Work to be completed |
Repeat the material exactly, every line of it.

Information supplied |
---------------

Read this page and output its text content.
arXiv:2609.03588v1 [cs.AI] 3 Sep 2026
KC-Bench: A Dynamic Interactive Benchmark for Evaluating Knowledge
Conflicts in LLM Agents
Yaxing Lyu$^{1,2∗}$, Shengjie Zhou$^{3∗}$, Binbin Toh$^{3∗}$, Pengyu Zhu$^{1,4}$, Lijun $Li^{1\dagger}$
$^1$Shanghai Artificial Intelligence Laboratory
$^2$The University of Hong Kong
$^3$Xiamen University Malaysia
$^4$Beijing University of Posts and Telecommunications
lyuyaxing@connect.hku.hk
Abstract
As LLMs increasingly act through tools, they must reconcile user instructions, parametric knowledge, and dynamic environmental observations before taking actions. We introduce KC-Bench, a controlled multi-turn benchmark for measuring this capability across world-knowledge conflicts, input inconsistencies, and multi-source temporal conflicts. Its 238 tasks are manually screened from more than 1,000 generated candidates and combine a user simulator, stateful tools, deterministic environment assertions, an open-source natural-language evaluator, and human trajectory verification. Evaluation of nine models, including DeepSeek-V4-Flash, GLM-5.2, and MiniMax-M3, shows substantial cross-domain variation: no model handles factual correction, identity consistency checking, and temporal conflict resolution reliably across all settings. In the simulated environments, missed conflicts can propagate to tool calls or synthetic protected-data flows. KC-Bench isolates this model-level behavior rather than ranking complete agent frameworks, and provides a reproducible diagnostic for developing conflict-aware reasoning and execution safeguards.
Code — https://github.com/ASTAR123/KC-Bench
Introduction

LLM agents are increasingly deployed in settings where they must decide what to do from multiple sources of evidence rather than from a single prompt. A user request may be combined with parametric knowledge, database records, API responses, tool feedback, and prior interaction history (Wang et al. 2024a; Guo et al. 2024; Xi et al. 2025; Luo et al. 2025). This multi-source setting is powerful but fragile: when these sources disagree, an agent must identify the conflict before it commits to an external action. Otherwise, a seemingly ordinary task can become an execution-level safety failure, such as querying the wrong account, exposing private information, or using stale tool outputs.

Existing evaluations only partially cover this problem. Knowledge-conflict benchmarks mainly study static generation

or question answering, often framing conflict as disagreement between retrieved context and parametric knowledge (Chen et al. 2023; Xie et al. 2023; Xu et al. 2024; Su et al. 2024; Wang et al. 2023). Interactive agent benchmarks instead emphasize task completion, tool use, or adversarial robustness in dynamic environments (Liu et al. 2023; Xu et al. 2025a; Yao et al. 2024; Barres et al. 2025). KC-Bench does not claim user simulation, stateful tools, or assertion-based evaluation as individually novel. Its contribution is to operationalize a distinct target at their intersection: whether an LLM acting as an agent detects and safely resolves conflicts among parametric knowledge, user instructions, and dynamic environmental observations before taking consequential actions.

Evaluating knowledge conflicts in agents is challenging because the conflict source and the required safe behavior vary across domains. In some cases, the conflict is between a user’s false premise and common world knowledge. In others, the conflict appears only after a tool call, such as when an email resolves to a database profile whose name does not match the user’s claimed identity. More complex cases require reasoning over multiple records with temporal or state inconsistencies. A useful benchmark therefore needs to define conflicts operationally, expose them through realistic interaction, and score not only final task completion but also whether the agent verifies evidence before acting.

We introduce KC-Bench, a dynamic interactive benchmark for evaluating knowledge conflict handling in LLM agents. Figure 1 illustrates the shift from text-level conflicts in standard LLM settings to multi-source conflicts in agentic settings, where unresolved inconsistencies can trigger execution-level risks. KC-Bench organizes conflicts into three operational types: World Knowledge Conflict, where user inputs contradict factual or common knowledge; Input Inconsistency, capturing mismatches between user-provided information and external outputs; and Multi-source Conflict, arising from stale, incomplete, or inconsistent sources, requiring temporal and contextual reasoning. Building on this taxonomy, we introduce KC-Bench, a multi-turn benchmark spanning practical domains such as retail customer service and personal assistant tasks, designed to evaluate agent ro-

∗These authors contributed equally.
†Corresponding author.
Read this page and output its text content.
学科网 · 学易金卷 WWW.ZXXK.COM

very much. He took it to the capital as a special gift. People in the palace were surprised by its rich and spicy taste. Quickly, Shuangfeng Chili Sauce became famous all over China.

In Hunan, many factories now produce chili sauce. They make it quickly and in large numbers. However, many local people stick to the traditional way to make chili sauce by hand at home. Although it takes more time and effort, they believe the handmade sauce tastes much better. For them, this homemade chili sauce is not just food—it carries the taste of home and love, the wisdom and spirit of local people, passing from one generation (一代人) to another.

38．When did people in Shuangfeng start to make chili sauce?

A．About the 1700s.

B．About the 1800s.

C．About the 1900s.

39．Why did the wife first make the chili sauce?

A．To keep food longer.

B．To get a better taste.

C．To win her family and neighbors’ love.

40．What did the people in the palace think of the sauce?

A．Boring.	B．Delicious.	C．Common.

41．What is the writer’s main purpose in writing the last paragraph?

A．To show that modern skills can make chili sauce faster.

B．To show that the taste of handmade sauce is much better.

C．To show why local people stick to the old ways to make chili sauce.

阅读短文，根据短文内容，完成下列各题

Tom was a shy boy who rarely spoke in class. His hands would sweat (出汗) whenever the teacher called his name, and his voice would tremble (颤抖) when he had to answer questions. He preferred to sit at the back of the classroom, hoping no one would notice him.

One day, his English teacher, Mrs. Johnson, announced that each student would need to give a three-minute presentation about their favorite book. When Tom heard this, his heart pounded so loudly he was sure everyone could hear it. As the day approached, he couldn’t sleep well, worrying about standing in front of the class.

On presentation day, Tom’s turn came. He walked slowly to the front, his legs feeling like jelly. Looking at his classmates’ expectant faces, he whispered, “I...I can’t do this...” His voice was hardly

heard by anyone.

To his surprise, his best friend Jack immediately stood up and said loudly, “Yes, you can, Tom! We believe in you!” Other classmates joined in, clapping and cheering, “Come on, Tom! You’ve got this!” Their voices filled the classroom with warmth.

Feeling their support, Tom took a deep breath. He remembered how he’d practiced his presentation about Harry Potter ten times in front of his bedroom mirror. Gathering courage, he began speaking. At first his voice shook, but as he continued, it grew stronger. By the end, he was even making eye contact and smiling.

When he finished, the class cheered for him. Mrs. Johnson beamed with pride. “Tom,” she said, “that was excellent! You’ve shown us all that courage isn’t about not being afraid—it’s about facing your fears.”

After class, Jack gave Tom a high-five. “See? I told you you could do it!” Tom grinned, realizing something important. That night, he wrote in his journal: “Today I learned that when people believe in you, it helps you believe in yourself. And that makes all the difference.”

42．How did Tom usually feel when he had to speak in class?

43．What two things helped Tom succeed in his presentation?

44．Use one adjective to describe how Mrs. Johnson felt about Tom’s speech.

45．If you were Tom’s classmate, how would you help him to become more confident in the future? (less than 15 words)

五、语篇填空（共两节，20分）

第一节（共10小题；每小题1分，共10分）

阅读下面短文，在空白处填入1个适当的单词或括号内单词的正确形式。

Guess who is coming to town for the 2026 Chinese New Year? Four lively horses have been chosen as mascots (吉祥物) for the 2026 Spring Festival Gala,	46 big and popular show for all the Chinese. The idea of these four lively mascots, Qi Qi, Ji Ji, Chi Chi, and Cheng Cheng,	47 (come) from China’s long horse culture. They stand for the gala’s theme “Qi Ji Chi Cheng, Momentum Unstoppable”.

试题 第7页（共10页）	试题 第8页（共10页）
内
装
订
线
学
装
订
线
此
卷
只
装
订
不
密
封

---------------

Correct answer |
Read this page and output its text content.
arXiv:2609.03588v1 [cs.AI] 3 Sep 2026
KC-Bench: A Dynamic Interactive Benchmark for Evaluating Knowledge
Conflicts in LLM Agents
Yaxing Lyu$^{1,2∗}$, Shengjie Zhou$^{3∗}$, Binbin Toh$^{3∗}$, Pengyu Zhu$^{1,4}$, Lijun $Li^{1\dagger}$
$^1$Shanghai Artificial Intelligence Laboratory
$^2$The University of Hong Kong
$^3$Xiamen University Malaysia
$^4$Beijing University of Posts and Telecommunications
lyuyaxing@connect.hku.hk
Abstract
As LLMs increasingly act through tools, they must reconcile user instructions, parametric knowledge, and dynamic environmental observations before taking actions. We introduce KC-Bench, a controlled multi-turn benchmark for measuring this capability across world-knowledge conflicts, input inconsistencies, and multi-source temporal conflicts. Its 238 tasks are manually screened from more than 1,000 generated candidates and combine a user simulator, stateful tools, deterministic environment assertions, an open-source natural-language evaluator, and human trajectory verification. Evaluation of nine models, including DeepSeek-V4-Flash, GLM-5.2, and MiniMax-M3, shows substantial cross-domain variation: no model handles factual correction, identity consistency checking, and temporal conflict resolution reliably across all settings. In the simulated environments, missed conflicts can propagate to tool calls or synthetic protected-data flows. KC-Bench isolates this model-level behavior rather than ranking complete agent frameworks, and provides a reproducible diagnostic for developing conflict-aware reasoning and execution safeguards.
Code — https://github.com/ASTAR123/KC-Bench
Introduction

LLM agents are increasingly deployed in settings where they must decide what to do from multiple sources of evidence rather than from a single prompt. A user request may be combined with parametric knowledge, database records, API responses, tool feedback, and prior interaction history (Wang et al. 2024a; Guo et al. 2024; Xi et al. 2025; Luo et al. 2025). This multi-source setting is powerful but fragile: when these sources disagree, an agent must identify the conflict before it commits to an external action. Otherwise, a seemingly ordinary task can become an execution-level safety failure, such as querying the wrong account, exposing private information, or using stale tool outputs.

Existing evaluations only partially cover this problem. Knowledge-conflict benchmarks mainly study static generation

or question answering, often framing conflict as disagreement between retrieved context and parametric knowledge (Chen et al. 2023; Xie et al. 2023; Xu et al. 2024; Su et al. 2024; Wang et al. 2023). Interactive agent benchmarks instead emphasize task completion, tool use, or adversarial robustness in dynamic environments (Liu et al. 2023; Xu et al. 2025a; Yao et al. 2024; Barres et al. 2025). KC-Bench does not claim user simulation, stateful tools, or assertion-based evaluation as individually novel. Its contribution is to operationalize a distinct target at their intersection: whether an LLM acting as an agent detects and safely resolves conflicts among parametric knowledge, user instructions, and dynamic environmental observations before taking consequential actions.

Evaluating knowledge conflicts in agents is challenging because the conflict source and the required safe behavior vary across domains. In some cases, the conflict is between a user’s false premise and common world knowledge. In others, the conflict appears only after a tool call, such as when an email resolves to a database profile whose name does not match the user’s claimed identity. More complex cases require reasoning over multiple records with temporal or state inconsistencies. A useful benchmark therefore needs to define conflicts operationally, expose them through realistic interaction, and score not only final task completion but also whether the agent verifies evidence before acting.

We introduce KC-Bench, a dynamic interactive benchmark for evaluating knowledge conflict handling in LLM agents. Figure 1 illustrates the shift from text-level conflicts in standard LLM settings to multi-source conflicts in agentic settings, where unresolved inconsistencies can trigger execution-level risks. KC-Bench organizes conflicts into three operational types: World Knowledge Conflict, where user inputs contradict factual or common knowledge; Input Inconsistency, capturing mismatches between user-provided information and external outputs; and Multi-source Conflict, arising from stale, incomplete, or inconsistent sources, requiring temporal and contextual reasoning. Building on this taxonomy, we introduce KC-Bench, a multi-turn benchmark spanning practical domains such as retail customer service and personal assistant tasks, designed to evaluate agent ro-

∗These authors contributed equally.
†Corresponding author.
Read this page and output its text content.
学科网 · 学易金卷 WWW.ZXXK.COM

very much. He took it to the capital as a special gift. People in the palace were surprised by its rich and spicy taste. Quickly, Shuangfeng Chili Sauce became famous all over China.

In Hunan, many factories now produce chili sauce. They make it quickly and in large numbers. However, many local people stick to the traditional way to make chili sauce by hand at home. Although it takes more time and effort, they believe the handmade sauce tastes much better. For them, this homemade chili sauce is not just food—it carries the taste of home and love, the wisdom and spirit of local people, passing from one generation (一代人) to another.

38．When did people in Shuangfeng start to make chili sauce?

A．About the 1700s.

B．About the 1800s.

C．About the 1900s.

39．Why did the wife first make the chili sauce?

A．To keep food longer.

B．To get a better taste.

C．To win her family and neighbors’ love.

40．What did the people in the palace think of the sauce?

A．Boring.	B．Delicious.	C．Common.

41．What is the writer’s main purpose in writing the last paragraph?

A．To show that modern skills can make chili sauce faster.

B．To show that the taste of handmade sauce is much better.

C．To show why local people stick to the old ways to make chili sauce.

阅读短文，根据短文内容，完成下列各题

Tom was a shy boy who rarely spoke in class. His hands would sweat (出汗) whenever the teacher called his name, and his voice would tremble (颤抖) when he had to answer questions. He preferred to sit at the back of the classroom, hoping no one would notice him.

One day, his English teacher, Mrs. Johnson, announced that each student would need to give a three-minute presentation about their favorite book. When Tom heard this, his heart pounded so loudly he was sure everyone could hear it. As the day approached, he couldn’t sleep well, worrying about standing in front of the class.

On presentation day, Tom’s turn came. He walked slowly to the front, his legs feeling like jelly. Looking at his classmates’ expectant faces, he whispered, “I...I can’t do this...” His voice was hardly

heard by anyone.

To his surprise, his best friend Jack immediately stood up and said loudly, “Yes, you can, Tom! We believe in you!” Other classmates joined in, clapping and cheering, “Come on, Tom! You’ve got this!” Their voices filled the classroom with warmth.

Feeling their support, Tom took a deep breath. He remembered how he’d practiced his presentation about Harry Potter ten times in front of his bedroom mirror. Gathering courage, he began speaking. At first his voice shook, but as he continued, it grew stronger. By the end, he was even making eye contact and smiling.

When he finished, the class cheered for him. Mrs. Johnson beamed with pride. “Tom,” she said, “that was excellent! You’ve shown us all that courage isn’t about not being afraid—it’s about facing your fears.”

After class, Jack gave Tom a high-five. “See? I told you you could do it!” Tom grinned, realizing something important. That night, he wrote in his journal: “Today I learned that when people believe in you, it helps you believe in yourself. And that makes all the difference.”

42．How did Tom usually feel when he had to speak in class?

43．What two things helped Tom succeed in his presentation?

44．Use one adjective to describe how Mrs. Johnson felt about Tom’s speech.

45．If you were Tom’s classmate, how would you help him to become more confident in the future? (less than 15 words)

五、语篇填空（共两节，20分）

第一节（共10小题；每小题1分，共10分）

阅读下面短文，在空白处填入1个适当的单词或括号内单词的正确形式。

Guess who is coming to town for the 2026 Chinese New Year? Four lively horses have been chosen as mascots (吉祥物) for the 2026 Spring Festival Gala,	46 big and popular show for all the Chinese. The idea of these four lively mascots, Qi Qi, Ji Ji, Chi Chi, and Cheng Cheng,	47 (come) from China’s long horse culture. They stand for the gala’s theme “Qi Ji Chi Cheng, Momentum Unstoppable”.

试题 第7页（共10页）	试题 第8页（共10页）
内
装
订
线
学
装
订
线
此
卷
只
装
订
不
密
封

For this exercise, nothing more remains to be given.